**TASK TO COMPLETE:** Repeat the full listing, word for word.

**EXCERPTED RECORDS:**

────

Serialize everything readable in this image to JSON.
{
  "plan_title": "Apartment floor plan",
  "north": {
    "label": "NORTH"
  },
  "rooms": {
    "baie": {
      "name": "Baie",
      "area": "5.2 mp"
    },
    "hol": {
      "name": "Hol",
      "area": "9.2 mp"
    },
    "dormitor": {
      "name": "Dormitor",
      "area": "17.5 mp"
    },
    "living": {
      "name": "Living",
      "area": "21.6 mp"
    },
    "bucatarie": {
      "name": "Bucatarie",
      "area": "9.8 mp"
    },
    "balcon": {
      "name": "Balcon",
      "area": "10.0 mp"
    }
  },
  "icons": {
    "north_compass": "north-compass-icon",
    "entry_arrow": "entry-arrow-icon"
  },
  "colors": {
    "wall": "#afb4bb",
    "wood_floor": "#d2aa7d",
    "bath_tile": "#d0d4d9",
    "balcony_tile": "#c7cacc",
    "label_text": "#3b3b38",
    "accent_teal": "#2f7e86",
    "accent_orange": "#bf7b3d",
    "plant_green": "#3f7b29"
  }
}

────

**ANSWER TO THIS TASK:**
Serialize everything readable in this image to JSON.
{
  "plan_title": "Apartment floor plan",
  "north": {
    "label": "NORTH"
  },
  "rooms": {
    "baie": {
      "name": "Baie",
      "area": "5.2 mp"
    },
    "hol": {
      "name": "Hol",
      "area": "9.2 mp"
    },
    "dormitor": {
      "name": "Dormitor",
      "area": "17.5 mp"
    },
    "living": {
      "name": "Living",
      "area": "21.6 mp"
    },
    "bucatarie": {
      "name": "Bucatarie",
      "area": "9.8 mp"
    },
    "balcon": {
      "name": "Balcon",
      "area": "10.0 mp"
    }
  },
  "icons": {
    "north_compass": "north-compass-icon",
    "entry_arrow": "entry-arrow-icon"
  },
  "colors": {
    "wall": "#afb4bb",
    "wood_floor": "#d2aa7d",
    "bath_tile": "#d0d4d9",
    "balcony_tile": "#c7cacc",
    "label_text": "#3b3b38",
    "accent_teal": "#2f7e86",
    "accent_orange": "#bf7b3d",
    "plant_green": "#3f7b29"
  }
}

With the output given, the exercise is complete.